Records
>> begin

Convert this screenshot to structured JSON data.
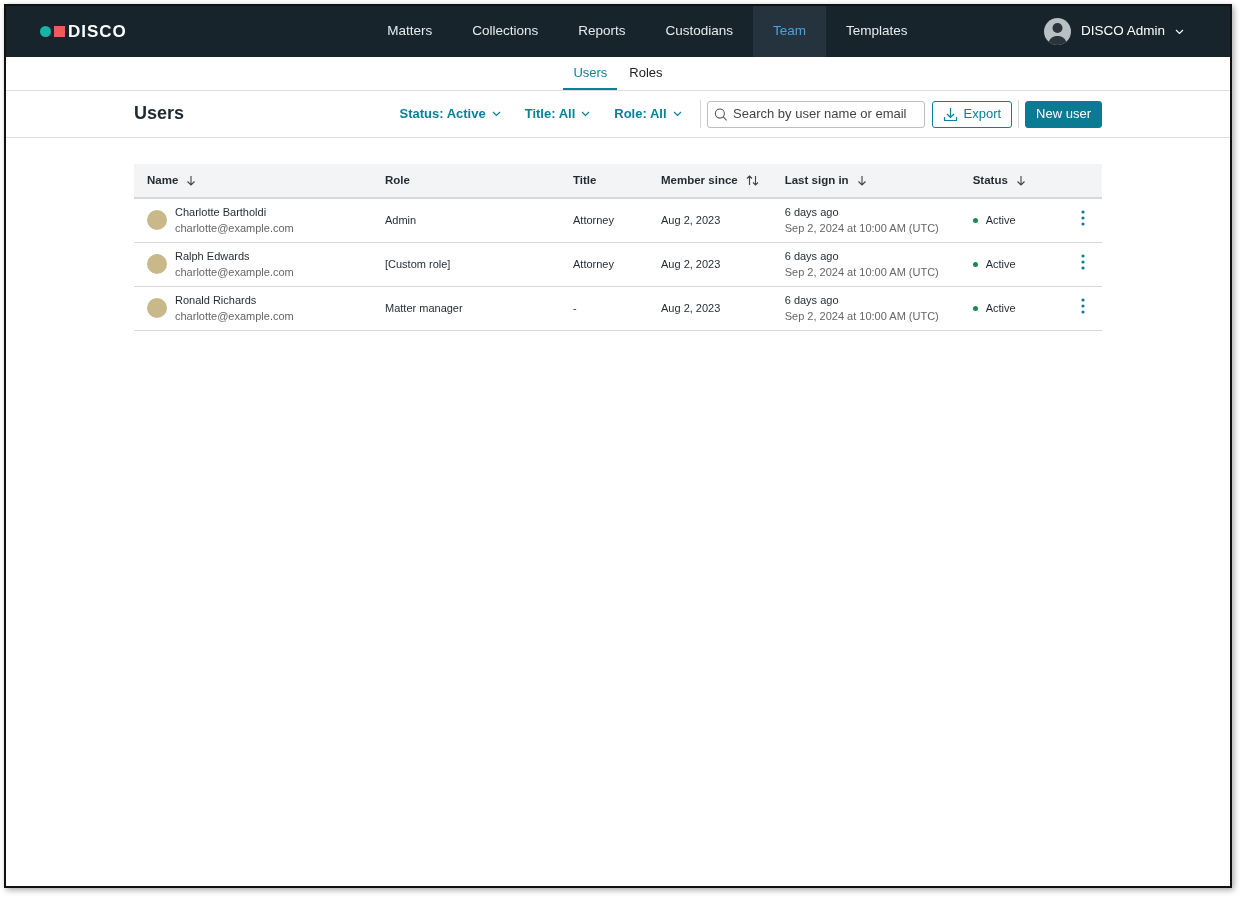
{
  "brand": "DISCO",
  "nav": [
    {
      "label": "Matters",
      "selected": false
    },
    {
      "label": "Collections",
      "selected": false
    },
    {
      "label": "Reports",
      "selected": false
    },
    {
      "label": "Custodians",
      "selected": false
    },
    {
      "label": "Team",
      "selected": true
    },
    {
      "label": "Templates",
      "selected": false
    }
  ],
  "user_menu": {
    "label": "DISCO Admin"
  },
  "subtabs": [
    {
      "label": "Users",
      "selected": true
    },
    {
      "label": "Roles",
      "selected": false
    }
  ],
  "page_title": "Users",
  "filters": [
    "Status: Active",
    "Title: All",
    "Role: All"
  ],
  "search": {
    "placeholder": "Search by user name or email"
  },
  "buttons": [
    {
      "label": "Export",
      "kind": "outline"
    },
    {
      "label": "New user",
      "kind": "primary"
    }
  ],
  "table": {
    "columns": [
      {
        "label": "Name",
        "kind": "down"
      },
      {
        "label": "Role",
        "kind": "plain"
      },
      {
        "label": "Title",
        "kind": "plain"
      },
      {
        "label": "Member since",
        "kind": "both"
      },
      {
        "label": "Last sign in",
        "kind": "down"
      },
      {
        "label": "Status",
        "kind": "down"
      }
    ],
    "rows": [
      {
        "name": "Charlotte Bartholdi",
        "email": "charlotte@example.com",
        "role": "Admin",
        "title": "Attorney",
        "member_since": "Aug 2, 2023",
        "last_sign_in": "6 days ago",
        "last_sign_in_detail": "Sep 2, 2024 at 10:00 AM (UTC)",
        "status": "Active"
      },
      {
        "name": "Ralph Edwards",
        "email": "charlotte@example.com",
        "role": "[Custom role]",
        "title": "Attorney",
        "member_since": "Aug 2, 2023",
        "last_sign_in": "6 days ago",
        "last_sign_in_detail": "Sep 2, 2024 at 10:00 AM (UTC)",
        "status": "Active"
      },
      {
        "name": "Ronald Richards",
        "email": "charlotte@example.com",
        "role": "Matter manager",
        "title": "-",
        "member_since": "Aug 2, 2023",
        "last_sign_in": "6 days ago",
        "last_sign_in_detail": "Sep 2, 2024 at 10:00 AM (UTC)",
        "status": "Active"
      }
    ]
  }
}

>> end

# TASK OBJECTIVE
Exclude the pictures and transcribe all of the entries exactly.

# ANSWER TO THIS EXERCISE
Convert this screenshot to structured JSON data.
{
  "brand": "DISCO",
  "nav": [
    {
      "label": "Matters",
      "selected": false
    },
    {
      "label": "Collections",
      "selected": false
    },
    {
      "label": "Reports",
      "selected": false
    },
    {
      "label": "Custodians",
      "selected": false
    },
    {
      "label": "Team",
      "selected": true
    },
    {
      "label": "Templates",
      "selected": false
    }
  ],
  "user_menu": {
    "label": "DISCO Admin"
  },
  "subtabs": [
    {
      "label": "Users",
      "selected": true
    },
    {
      "label": "Roles",
      "selected": false
    }
  ],
  "page_title": "Users",
  "filters": [
    "Status: Active",
    "Title: All",
    "Role: All"
  ],
  "search": {
    "placeholder": "Search by user name or email"
  },
  "buttons": [
    {
      "label": "Export",
      "kind": "outline"
    },
    {
      "label": "New user",
      "kind": "primary"
    }
  ],
  "table": {
    "columns": [
      {
        "label": "Name",
        "kind": "down"
      },
      {
        "label": "Role",
        "kind": "plain"
      },
      {
        "label": "Title",
        "kind": "plain"
      },
      {
        "label": "Member since",
        "kind": "both"
      },
      {
        "label": "Last sign in",
        "kind": "down"
      },
      {
        "label": "Status",
        "kind": "down"
      }
    ],
    "rows": [
      {
        "name": "Charlotte Bartholdi",
        "email": "charlotte@example.com",
        "role": "Admin",
        "title": "Attorney",
        "member_since": "Aug 2, 2023",
        "last_sign_in": "6 days ago",
        "last_sign_in_detail": "Sep 2, 2024 at 10:00 AM (UTC)",
        "status": "Active"
      },
      {
        "name": "Ralph Edwards",
        "email": "charlotte@example.com",
        "role": "[Custom role]",
        "title": "Attorney",
        "member_since": "Aug 2, 2023",
        "last_sign_in": "6 days ago",
        "last_sign_in_detail": "Sep 2, 2024 at 10:00 AM (UTC)",
        "status": "Active"
      },
      {
        "name": "Ronald Richards",
        "email": "charlotte@example.com",
        "role": "Matter manager",
        "title": "-",
        "member_since": "Aug 2, 2023",
        "last_sign_in": "6 days ago",
        "last_sign_in_detail": "Sep 2, 2024 at 10:00 AM (UTC)",
        "status": "Active"
      }
    ]
  }
}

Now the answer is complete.